» Written request: Output the full listing below exactly as it reads, and skip anything that is a picture.

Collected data
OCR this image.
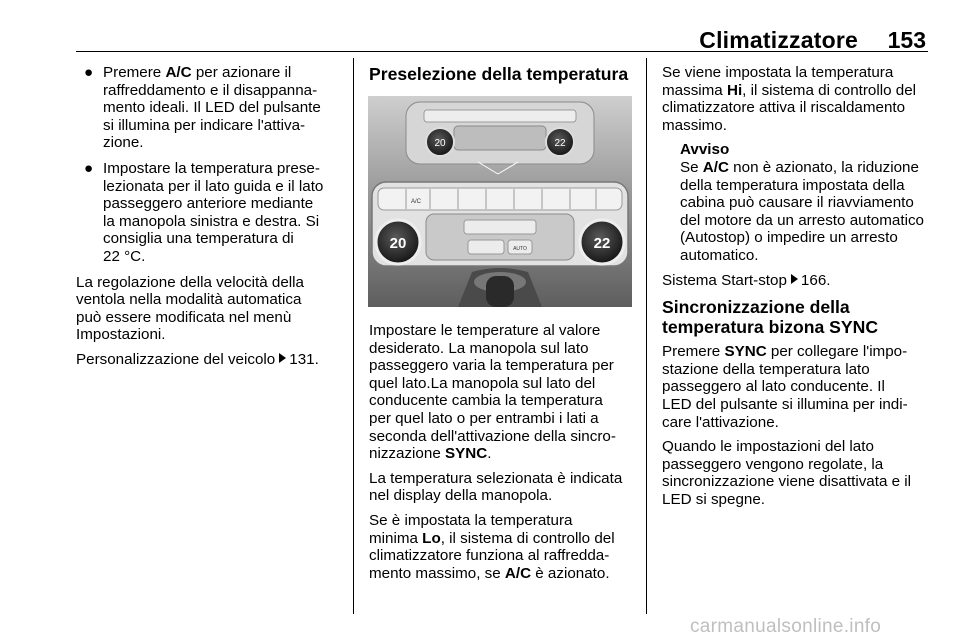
Climatizzatore 153
● Premere A/C per azionare il
raffreddamento e il disappanna-
mento ideali. Il LED del pulsante
si illumina per indicare l'attiva-
zione.
● Impostare la temperatura prese-
lezionata per il lato guida e il lato
passeggero anteriore mediante
la manopola sinistra e destra. Si
consiglia una temperatura di
22 °C.

La regolazione della velocità della
ventola nella modalità automatica
può essere modificata nel menù
Impostazioni.

Personalizzazione del veicolo 131.

Preselezione della temperatura
20	22
A/C
AUTO
20	22

Impostare le temperature al valore
desiderato. La manopola sul lato
passeggero varia la temperatura per
quel lato.La manopola sul lato del
conducente cambia la temperatura
per quel lato o per entrambi i lati a
seconda dell'attivazione della sincro-
nizzazione SYNC.

La temperatura selezionata è indicata
nel display della manopola.

Se è impostata la temperatura
minima Lo, il sistema di controllo del
climatizzatore funziona al raffredda-
mento massimo, se A/C è azionato.

Se viene impostata la temperatura
massima Hi, il sistema di controllo del
climatizzatore attiva il riscaldamento
massimo.

Avviso
Se A/C non è azionato, la riduzione
della temperatura impostata della
cabina può causare il riavviamento
del motore da un arresto automatico
(Autostop) o impedire un arresto
automatico.

Sistema Start-stop 166.

Sincronizzazione della
temperatura bizona SYNC

Premere SYNC per collegare l'impo-
stazione della temperatura lato
passeggero al lato conducente. Il
LED del pulsante si illumina per indi-
care l'attivazione.

Quando le impostazioni del lato
passeggero vengono regolate, la
sincronizzazione viene disattivata e il
LED si spegne.

carmanualsonline.info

» Full solution:
OCR this image.
Climatizzatore 153
● Premere A/C per azionare il
raffreddamento e il disappanna-
mento ideali. Il LED del pulsante
si illumina per indicare l'attiva-
zione.
● Impostare la temperatura prese-
lezionata per il lato guida e il lato
passeggero anteriore mediante
la manopola sinistra e destra. Si
consiglia una temperatura di
22 °C.

La regolazione della velocità della
ventola nella modalità automatica
può essere modificata nel menù
Impostazioni.

Personalizzazione del veicolo 131.

Preselezione della temperatura
20	22
A/C
AUTO
20	22

Impostare le temperature al valore
desiderato. La manopola sul lato
passeggero varia la temperatura per
quel lato.La manopola sul lato del
conducente cambia la temperatura
per quel lato o per entrambi i lati a
seconda dell'attivazione della sincro-
nizzazione SYNC.

La temperatura selezionata è indicata
nel display della manopola.

Se è impostata la temperatura
minima Lo, il sistema di controllo del
climatizzatore funziona al raffredda-
mento massimo, se A/C è azionato.

Se viene impostata la temperatura
massima Hi, il sistema di controllo del
climatizzatore attiva il riscaldamento
massimo.

Avviso
Se A/C non è azionato, la riduzione
della temperatura impostata della
cabina può causare il riavviamento
del motore da un arresto automatico
(Autostop) o impedire un arresto
automatico.

Sistema Start-stop 166.

Sincronizzazione della
temperatura bizona SYNC

Premere SYNC per collegare l'impo-
stazione della temperatura lato
passeggero al lato conducente. Il
LED del pulsante si illumina per indi-
care l'attivazione.

Quando le impostazioni del lato
passeggero vengono regolate, la
sincronizzazione viene disattivata e il
LED si spegne.

carmanualsonline.info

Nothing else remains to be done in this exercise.